* Goal of the exercise: Pick out each line containing the string "name" and copy it.

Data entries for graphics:
——

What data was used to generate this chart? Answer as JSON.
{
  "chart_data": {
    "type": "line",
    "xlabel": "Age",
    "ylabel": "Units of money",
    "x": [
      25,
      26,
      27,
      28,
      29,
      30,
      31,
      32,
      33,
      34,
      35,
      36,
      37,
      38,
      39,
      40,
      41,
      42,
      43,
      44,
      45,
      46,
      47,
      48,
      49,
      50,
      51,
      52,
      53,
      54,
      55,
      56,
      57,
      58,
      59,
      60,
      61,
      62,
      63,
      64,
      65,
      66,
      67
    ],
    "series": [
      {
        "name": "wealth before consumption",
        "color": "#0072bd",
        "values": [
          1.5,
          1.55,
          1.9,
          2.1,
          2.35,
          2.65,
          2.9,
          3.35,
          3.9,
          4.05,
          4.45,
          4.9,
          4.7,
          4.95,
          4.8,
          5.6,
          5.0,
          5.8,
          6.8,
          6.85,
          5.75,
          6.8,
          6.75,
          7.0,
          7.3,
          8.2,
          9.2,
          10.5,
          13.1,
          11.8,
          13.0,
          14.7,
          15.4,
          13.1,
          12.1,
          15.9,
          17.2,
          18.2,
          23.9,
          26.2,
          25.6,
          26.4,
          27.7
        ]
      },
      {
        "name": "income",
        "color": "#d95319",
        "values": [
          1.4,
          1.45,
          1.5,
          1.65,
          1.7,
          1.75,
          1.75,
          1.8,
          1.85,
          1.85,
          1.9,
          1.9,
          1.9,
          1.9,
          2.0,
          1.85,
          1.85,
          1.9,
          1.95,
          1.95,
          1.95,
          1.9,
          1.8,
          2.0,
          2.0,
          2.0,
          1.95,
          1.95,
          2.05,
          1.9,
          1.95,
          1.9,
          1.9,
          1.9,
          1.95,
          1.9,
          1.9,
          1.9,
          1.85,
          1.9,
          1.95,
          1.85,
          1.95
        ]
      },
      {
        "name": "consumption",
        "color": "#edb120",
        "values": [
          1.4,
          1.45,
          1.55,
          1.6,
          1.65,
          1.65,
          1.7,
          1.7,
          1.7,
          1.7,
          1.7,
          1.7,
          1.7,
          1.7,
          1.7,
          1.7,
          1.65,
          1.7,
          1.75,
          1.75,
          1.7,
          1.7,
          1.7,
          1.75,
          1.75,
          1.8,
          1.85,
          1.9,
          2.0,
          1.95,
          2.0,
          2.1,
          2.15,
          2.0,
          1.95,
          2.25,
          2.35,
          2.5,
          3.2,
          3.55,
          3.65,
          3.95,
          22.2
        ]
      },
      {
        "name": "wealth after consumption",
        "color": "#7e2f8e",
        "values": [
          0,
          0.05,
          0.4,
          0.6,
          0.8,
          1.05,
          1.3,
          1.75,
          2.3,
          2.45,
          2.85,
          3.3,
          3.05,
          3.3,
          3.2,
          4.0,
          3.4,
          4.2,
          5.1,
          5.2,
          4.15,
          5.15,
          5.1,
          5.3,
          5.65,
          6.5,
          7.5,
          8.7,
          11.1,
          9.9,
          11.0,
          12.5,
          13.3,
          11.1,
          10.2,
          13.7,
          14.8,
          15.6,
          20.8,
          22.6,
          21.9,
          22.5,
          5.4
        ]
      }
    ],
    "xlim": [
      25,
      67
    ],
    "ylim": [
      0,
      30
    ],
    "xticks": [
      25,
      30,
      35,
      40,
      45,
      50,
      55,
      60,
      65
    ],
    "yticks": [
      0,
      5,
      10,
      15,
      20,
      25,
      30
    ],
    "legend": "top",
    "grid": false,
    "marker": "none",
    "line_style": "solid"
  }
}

——

* Right answer:
        "name": "wealth before consumption",
        "name": "income",
        "name": "consumption",
        "name": "wealth after consumption",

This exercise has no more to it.